#### OBJECTIVE
Lines before the one containing "Convert this screenshot" are excluded; print that line and every line after it through the end of the material below, exactly.

#### RECORDS TO PROCESS
* START *

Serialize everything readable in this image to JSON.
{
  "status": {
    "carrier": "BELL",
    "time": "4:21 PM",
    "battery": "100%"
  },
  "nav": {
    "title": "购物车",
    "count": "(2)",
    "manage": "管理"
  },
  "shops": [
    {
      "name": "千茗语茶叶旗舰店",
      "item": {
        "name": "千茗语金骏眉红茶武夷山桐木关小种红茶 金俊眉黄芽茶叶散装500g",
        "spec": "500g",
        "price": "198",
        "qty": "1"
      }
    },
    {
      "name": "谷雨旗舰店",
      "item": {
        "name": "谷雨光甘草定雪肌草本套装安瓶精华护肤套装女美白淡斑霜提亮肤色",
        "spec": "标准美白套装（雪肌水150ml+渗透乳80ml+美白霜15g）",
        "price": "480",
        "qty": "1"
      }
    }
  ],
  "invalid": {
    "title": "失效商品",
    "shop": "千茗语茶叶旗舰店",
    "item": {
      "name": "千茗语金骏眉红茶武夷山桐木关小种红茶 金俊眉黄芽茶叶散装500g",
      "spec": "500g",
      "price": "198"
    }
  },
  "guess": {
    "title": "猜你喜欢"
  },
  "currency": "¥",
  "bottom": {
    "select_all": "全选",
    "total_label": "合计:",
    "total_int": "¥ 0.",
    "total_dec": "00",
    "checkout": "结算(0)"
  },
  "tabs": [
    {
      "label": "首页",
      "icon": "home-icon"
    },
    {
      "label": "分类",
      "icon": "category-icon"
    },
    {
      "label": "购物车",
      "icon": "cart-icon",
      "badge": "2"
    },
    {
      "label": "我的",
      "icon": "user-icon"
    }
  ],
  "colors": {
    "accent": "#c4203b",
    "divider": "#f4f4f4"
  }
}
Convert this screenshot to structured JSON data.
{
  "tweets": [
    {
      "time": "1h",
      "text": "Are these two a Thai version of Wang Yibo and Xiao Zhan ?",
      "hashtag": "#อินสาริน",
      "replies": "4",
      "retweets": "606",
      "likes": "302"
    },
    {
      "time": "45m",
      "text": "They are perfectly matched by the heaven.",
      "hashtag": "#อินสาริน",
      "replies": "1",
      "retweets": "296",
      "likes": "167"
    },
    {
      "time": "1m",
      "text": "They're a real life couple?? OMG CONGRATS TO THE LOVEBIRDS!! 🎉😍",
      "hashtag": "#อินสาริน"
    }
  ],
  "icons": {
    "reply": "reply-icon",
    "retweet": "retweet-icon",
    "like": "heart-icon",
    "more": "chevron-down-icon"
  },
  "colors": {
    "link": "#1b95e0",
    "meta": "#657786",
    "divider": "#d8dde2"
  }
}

* END *

#### SOLUTION
Convert this screenshot to structured JSON data.
{
  "tweets": [
    {
      "time": "1h",
      "text": "Are these two a Thai version of Wang Yibo and Xiao Zhan ?",
      "hashtag": "#อินสาริน",
      "replies": "4",
      "retweets": "606",
      "likes": "302"
    },
    {
      "time": "45m",
      "text": "They are perfectly matched by the heaven.",
      "hashtag": "#อินสาริน",
      "replies": "1",
      "retweets": "296",
      "likes": "167"
    },
    {
      "time": "1m",
      "text": "They're a real life couple?? OMG CONGRATS TO THE LOVEBIRDS!! 🎉😍",
      "hashtag": "#อินสาริน"
    }
  ],
  "icons": {
    "reply": "reply-icon",
    "retweet": "retweet-icon",
    "like": "heart-icon",
    "more": "chevron-down-icon"
  },
  "colors": {
    "link": "#1b95e0",
    "meta": "#657786",
    "divider": "#d8dde2"
  }
}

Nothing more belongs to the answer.